┌──

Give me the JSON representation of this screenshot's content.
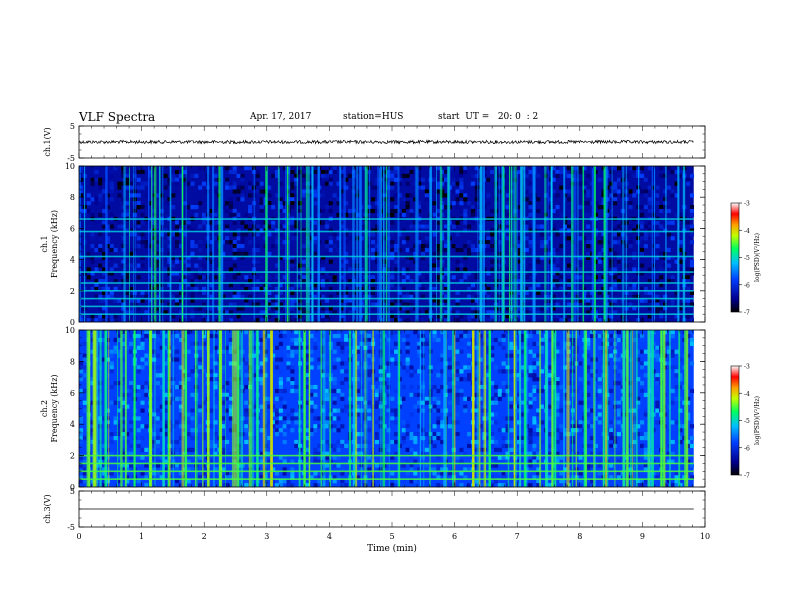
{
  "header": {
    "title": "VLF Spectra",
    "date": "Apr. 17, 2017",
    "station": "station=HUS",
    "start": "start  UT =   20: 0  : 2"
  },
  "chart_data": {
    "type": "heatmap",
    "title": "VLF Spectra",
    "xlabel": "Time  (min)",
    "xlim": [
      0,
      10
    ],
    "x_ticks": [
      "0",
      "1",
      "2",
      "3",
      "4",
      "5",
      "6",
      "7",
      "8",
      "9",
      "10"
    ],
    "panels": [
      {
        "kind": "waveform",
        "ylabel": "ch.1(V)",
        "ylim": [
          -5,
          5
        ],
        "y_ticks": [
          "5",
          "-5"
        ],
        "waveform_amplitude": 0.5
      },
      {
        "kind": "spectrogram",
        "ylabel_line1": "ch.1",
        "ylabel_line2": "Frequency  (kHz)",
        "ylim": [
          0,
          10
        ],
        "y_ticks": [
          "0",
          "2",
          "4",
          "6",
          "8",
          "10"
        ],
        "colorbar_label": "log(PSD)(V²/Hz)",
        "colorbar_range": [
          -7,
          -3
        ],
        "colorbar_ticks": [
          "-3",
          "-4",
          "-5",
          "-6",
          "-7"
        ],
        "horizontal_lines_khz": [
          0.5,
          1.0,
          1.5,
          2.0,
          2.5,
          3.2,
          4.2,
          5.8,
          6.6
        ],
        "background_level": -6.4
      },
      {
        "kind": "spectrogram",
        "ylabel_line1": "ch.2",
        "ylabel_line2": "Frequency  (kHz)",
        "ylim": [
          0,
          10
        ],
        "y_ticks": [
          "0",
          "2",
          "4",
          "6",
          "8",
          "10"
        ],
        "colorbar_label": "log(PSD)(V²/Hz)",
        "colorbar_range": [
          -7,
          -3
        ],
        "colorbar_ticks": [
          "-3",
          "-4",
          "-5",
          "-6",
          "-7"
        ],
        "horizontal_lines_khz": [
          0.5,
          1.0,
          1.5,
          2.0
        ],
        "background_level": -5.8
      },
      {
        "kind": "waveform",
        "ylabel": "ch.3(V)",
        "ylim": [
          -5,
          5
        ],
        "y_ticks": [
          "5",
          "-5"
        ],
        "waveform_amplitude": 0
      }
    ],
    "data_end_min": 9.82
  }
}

└──
┌──

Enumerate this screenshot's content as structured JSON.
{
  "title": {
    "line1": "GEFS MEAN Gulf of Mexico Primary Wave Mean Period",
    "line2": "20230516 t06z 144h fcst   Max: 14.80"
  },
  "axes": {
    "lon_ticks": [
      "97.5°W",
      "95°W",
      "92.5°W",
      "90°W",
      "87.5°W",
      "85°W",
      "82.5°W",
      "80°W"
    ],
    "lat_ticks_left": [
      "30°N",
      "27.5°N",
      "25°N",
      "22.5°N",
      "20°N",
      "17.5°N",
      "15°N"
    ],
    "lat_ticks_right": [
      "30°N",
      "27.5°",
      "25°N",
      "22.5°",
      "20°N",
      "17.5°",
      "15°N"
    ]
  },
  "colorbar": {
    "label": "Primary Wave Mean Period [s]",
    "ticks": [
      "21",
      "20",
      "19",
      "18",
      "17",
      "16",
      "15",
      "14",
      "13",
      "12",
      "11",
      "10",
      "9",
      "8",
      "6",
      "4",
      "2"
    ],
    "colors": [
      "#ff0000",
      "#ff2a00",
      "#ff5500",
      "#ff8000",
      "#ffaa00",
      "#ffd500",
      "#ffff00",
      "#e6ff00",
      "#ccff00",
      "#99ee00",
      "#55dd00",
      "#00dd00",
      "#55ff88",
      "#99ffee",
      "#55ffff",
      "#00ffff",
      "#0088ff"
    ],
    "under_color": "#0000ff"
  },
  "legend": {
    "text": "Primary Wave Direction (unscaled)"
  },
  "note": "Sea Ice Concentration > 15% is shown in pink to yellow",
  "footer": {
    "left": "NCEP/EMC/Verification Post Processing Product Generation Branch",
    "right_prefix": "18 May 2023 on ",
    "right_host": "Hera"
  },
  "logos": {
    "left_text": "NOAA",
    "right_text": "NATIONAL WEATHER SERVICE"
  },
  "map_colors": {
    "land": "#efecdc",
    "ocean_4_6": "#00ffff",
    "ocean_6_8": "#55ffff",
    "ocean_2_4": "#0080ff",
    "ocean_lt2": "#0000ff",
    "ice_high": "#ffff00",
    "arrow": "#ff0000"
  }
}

└──
┌──

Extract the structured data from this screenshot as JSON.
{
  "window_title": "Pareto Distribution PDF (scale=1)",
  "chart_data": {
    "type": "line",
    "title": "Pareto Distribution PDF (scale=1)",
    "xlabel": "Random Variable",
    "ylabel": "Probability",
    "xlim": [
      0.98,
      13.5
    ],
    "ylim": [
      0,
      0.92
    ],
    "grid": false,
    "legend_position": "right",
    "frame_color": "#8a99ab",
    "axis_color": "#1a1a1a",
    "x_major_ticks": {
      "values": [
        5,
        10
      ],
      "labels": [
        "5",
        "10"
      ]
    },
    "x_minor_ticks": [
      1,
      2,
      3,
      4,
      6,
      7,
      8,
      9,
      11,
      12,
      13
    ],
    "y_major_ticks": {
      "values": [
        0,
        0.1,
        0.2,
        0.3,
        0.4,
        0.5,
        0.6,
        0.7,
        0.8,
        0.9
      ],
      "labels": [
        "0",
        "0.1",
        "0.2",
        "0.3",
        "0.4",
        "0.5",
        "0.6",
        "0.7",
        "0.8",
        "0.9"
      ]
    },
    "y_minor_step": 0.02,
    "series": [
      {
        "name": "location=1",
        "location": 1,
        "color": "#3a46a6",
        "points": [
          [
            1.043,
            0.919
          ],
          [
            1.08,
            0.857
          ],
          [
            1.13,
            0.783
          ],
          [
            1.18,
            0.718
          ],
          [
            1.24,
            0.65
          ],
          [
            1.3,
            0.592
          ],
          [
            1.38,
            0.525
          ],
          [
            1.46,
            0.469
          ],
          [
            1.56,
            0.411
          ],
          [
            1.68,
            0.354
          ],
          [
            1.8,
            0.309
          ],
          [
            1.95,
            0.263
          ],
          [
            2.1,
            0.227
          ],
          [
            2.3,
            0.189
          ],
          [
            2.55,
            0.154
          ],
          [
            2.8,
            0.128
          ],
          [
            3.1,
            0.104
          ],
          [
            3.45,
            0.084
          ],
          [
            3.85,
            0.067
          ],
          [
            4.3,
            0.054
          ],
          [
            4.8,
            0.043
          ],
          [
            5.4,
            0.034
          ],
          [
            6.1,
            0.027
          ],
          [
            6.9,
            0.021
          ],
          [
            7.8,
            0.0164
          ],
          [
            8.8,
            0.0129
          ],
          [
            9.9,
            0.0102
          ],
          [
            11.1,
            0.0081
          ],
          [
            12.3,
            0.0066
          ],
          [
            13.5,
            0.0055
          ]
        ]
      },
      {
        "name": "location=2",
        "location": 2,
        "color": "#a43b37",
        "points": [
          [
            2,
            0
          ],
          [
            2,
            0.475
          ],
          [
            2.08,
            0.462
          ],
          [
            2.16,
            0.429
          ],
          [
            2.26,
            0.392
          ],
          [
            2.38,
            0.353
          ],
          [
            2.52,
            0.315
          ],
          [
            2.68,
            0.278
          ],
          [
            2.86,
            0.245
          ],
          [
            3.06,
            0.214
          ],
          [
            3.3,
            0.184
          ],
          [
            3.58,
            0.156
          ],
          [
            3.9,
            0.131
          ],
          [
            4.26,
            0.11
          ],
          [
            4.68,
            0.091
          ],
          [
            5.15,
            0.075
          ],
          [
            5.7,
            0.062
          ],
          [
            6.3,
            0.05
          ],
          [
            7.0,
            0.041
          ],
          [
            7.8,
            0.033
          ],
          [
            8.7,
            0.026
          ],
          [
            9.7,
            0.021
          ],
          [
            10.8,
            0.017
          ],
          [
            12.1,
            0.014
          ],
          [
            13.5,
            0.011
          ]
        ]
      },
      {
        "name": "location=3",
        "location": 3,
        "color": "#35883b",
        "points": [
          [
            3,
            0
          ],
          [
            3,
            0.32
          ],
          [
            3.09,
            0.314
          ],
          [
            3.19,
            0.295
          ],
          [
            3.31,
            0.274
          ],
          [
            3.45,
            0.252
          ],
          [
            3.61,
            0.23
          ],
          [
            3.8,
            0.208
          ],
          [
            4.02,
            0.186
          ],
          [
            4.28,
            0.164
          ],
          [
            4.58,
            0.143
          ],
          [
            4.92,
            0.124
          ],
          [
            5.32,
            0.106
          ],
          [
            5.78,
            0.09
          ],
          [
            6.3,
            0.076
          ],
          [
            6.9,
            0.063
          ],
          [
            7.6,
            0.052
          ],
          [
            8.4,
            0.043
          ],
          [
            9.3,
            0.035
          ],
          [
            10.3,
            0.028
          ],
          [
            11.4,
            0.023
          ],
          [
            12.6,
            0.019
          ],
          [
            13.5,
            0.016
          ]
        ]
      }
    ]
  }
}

└──

Write down only the number of lines that contain the string "structured" in the listing.

2